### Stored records
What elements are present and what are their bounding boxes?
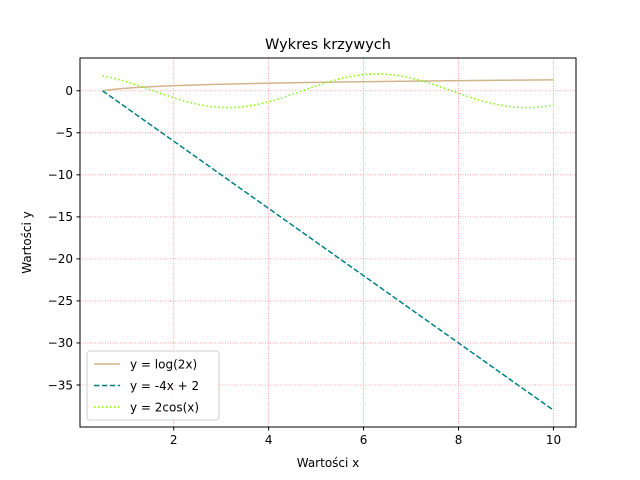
- y-tick-label: −20: [48, 252, 73, 266]
- y-tick-label: −35: [48, 378, 73, 392]
- x-tick-label: 6: [360, 433, 368, 447]
- plot-frame: [79, 57, 577, 428]
- y-tick-label: −5: [55, 126, 73, 140]
- legend: y = log(2x) y = -4x + 2 y = 2cos(x): [86, 350, 220, 421]
- x-tick-label: 2: [170, 433, 178, 447]
- series-line-0: [102, 79, 554, 92]
- legend-label: y = -4x + 2: [130, 379, 199, 393]
- y-tick-label: −30: [48, 336, 73, 350]
- y-tick-label: 0: [65, 84, 73, 98]
- x-tick-label: 4: [265, 433, 273, 447]
- legend-label: y = 2cos(x): [130, 400, 199, 414]
- series-group: [102, 73, 554, 411]
- chart-title: Wykres krzywych: [265, 37, 391, 53]
- x-tick-label: 10: [546, 433, 561, 447]
- y-tick-label: −25: [48, 294, 73, 308]
- legend-label: y = log(2x): [130, 357, 197, 371]
- x-axis-label: Wartości x: [297, 456, 360, 470]
- y-tick-label: −15: [48, 210, 73, 224]
- y-axis-label: Wartości y: [20, 211, 34, 274]
- legend-box: [86, 350, 220, 421]
- x-tick-label: 8: [455, 433, 463, 447]
- series-line-1: [102, 90, 554, 411]
- series-line-2: [102, 73, 554, 109]
- ticks: 2 4 6 8 10 0 −5 −10 −15 −20 −25 −30 −35: [48, 84, 561, 447]
- y-tick-label: −10: [48, 168, 73, 182]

### What this task involves
In the data, change "legend-label" to "legend-text" and leave everything else as it is. Write out only the lines from the one with "- y-tick-label: −20: [48, 252, 73, 266]" to the one with "- series-group: [102, 73, 554, 411]".

### Complete output
- y-tick-label: −20: [48, 252, 73, 266]
- y-tick-label: −35: [48, 378, 73, 392]
- x-tick-label: 6: [360, 433, 368, 447]
- plot-frame: [79, 57, 577, 428]
- y-tick-label: −5: [55, 126, 73, 140]
- legend: y = log(2x) y = -4x + 2 y = 2cos(x): [86, 350, 220, 421]
- x-tick-label: 2: [170, 433, 178, 447]
- series-line-0: [102, 79, 554, 92]
- legend-text: y = -4x + 2: [130, 379, 199, 393]
- y-tick-label: −30: [48, 336, 73, 350]
- y-tick-label: 0: [65, 84, 73, 98]
- x-tick-label: 4: [265, 433, 273, 447]
- legend-text: y = 2cos(x): [130, 400, 199, 414]
- series-group: [102, 73, 554, 411]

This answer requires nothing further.